== Short task ==
Reproduce the material in full, exactly as written.

#### Data records

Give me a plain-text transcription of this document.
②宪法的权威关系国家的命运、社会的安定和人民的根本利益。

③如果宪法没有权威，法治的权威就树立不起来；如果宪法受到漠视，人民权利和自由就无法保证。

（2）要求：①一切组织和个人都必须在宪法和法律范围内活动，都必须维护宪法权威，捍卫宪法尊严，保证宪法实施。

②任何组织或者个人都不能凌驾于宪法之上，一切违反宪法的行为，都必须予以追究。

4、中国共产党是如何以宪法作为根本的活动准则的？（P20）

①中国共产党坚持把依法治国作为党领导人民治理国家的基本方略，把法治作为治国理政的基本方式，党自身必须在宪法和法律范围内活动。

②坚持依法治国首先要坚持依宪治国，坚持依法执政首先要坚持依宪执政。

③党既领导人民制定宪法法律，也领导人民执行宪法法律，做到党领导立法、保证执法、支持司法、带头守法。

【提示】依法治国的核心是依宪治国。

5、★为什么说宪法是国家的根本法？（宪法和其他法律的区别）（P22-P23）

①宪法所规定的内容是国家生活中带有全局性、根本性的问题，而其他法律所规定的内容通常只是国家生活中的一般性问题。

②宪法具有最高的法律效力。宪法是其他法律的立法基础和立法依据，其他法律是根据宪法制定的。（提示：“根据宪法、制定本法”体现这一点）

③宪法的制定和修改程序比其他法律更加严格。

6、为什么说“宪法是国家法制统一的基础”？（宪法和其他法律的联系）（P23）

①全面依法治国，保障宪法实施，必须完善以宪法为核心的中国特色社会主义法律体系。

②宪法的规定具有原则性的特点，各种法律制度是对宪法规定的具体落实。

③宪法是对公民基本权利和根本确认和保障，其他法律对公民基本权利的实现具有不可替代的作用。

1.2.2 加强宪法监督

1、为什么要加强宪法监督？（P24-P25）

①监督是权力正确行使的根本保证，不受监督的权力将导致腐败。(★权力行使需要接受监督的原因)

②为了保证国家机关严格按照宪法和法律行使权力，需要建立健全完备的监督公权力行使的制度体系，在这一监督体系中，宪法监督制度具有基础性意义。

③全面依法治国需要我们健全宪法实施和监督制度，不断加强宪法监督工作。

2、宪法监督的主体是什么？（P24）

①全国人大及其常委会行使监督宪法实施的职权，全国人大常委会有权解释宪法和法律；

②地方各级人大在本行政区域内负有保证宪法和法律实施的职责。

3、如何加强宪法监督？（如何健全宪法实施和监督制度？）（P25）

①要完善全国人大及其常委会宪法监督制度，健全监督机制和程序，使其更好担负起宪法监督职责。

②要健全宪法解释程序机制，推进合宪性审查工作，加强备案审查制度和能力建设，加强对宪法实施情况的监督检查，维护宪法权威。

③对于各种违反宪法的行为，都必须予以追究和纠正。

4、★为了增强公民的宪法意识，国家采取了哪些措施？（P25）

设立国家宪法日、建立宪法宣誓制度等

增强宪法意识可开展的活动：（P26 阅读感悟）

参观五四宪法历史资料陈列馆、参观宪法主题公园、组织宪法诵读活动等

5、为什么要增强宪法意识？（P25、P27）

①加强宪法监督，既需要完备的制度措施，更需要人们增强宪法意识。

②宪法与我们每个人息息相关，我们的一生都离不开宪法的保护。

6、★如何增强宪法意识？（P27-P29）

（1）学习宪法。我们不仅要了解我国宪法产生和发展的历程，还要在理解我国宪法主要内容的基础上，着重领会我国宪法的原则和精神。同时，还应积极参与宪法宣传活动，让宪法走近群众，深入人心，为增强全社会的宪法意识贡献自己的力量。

########

== The completed task ==
Give me a plain-text transcription of this document.
②宪法的权威关系国家的命运、社会的安定和人民的根本利益。

③如果宪法没有权威，法治的权威就树立不起来；如果宪法受到漠视，人民权利和自由就无法保证。

（2）要求：①一切组织和个人都必须在宪法和法律范围内活动，都必须维护宪法权威，捍卫宪法尊严，保证宪法实施。

②任何组织或者个人都不能凌驾于宪法之上，一切违反宪法的行为，都必须予以追究。

4、中国共产党是如何以宪法作为根本的活动准则的？（P20）

①中国共产党坚持把依法治国作为党领导人民治理国家的基本方略，把法治作为治国理政的基本方式，党自身必须在宪法和法律范围内活动。

②坚持依法治国首先要坚持依宪治国，坚持依法执政首先要坚持依宪执政。

③党既领导人民制定宪法法律，也领导人民执行宪法法律，做到党领导立法、保证执法、支持司法、带头守法。

【提示】依法治国的核心是依宪治国。

5、★为什么说宪法是国家的根本法？（宪法和其他法律的区别）（P22-P23）

①宪法所规定的内容是国家生活中带有全局性、根本性的问题，而其他法律所规定的内容通常只是国家生活中的一般性问题。

②宪法具有最高的法律效力。宪法是其他法律的立法基础和立法依据，其他法律是根据宪法制定的。（提示：“根据宪法、制定本法”体现这一点）

③宪法的制定和修改程序比其他法律更加严格。

6、为什么说“宪法是国家法制统一的基础”？（宪法和其他法律的联系）（P23）

①全面依法治国，保障宪法实施，必须完善以宪法为核心的中国特色社会主义法律体系。

②宪法的规定具有原则性的特点，各种法律制度是对宪法规定的具体落实。

③宪法是对公民基本权利和根本确认和保障，其他法律对公民基本权利的实现具有不可替代的作用。

1.2.2 加强宪法监督

1、为什么要加强宪法监督？（P24-P25）

①监督是权力正确行使的根本保证，不受监督的权力将导致腐败。(★权力行使需要接受监督的原因)

②为了保证国家机关严格按照宪法和法律行使权力，需要建立健全完备的监督公权力行使的制度体系，在这一监督体系中，宪法监督制度具有基础性意义。

③全面依法治国需要我们健全宪法实施和监督制度，不断加强宪法监督工作。

2、宪法监督的主体是什么？（P24）

①全国人大及其常委会行使监督宪法实施的职权，全国人大常委会有权解释宪法和法律；

②地方各级人大在本行政区域内负有保证宪法和法律实施的职责。

3、如何加强宪法监督？（如何健全宪法实施和监督制度？）（P25）

①要完善全国人大及其常委会宪法监督制度，健全监督机制和程序，使其更好担负起宪法监督职责。

②要健全宪法解释程序机制，推进合宪性审查工作，加强备案审查制度和能力建设，加强对宪法实施情况的监督检查，维护宪法权威。

③对于各种违反宪法的行为，都必须予以追究和纠正。

4、★为了增强公民的宪法意识，国家采取了哪些措施？（P25）

设立国家宪法日、建立宪法宣誓制度等

增强宪法意识可开展的活动：（P26 阅读感悟）

参观五四宪法历史资料陈列馆、参观宪法主题公园、组织宪法诵读活动等

5、为什么要增强宪法意识？（P25、P27）

①加强宪法监督，既需要完备的制度措施，更需要人们增强宪法意识。

②宪法与我们每个人息息相关，我们的一生都离不开宪法的保护。

6、★如何增强宪法意识？（P27-P29）

（1）学习宪法。我们不仅要了解我国宪法产生和发展的历程，还要在理解我国宪法主要内容的基础上，着重领会我国宪法的原则和精神。同时，还应积极参与宪法宣传活动，让宪法走近群众，深入人心，为增强全社会的宪法意识贡献自己的力量。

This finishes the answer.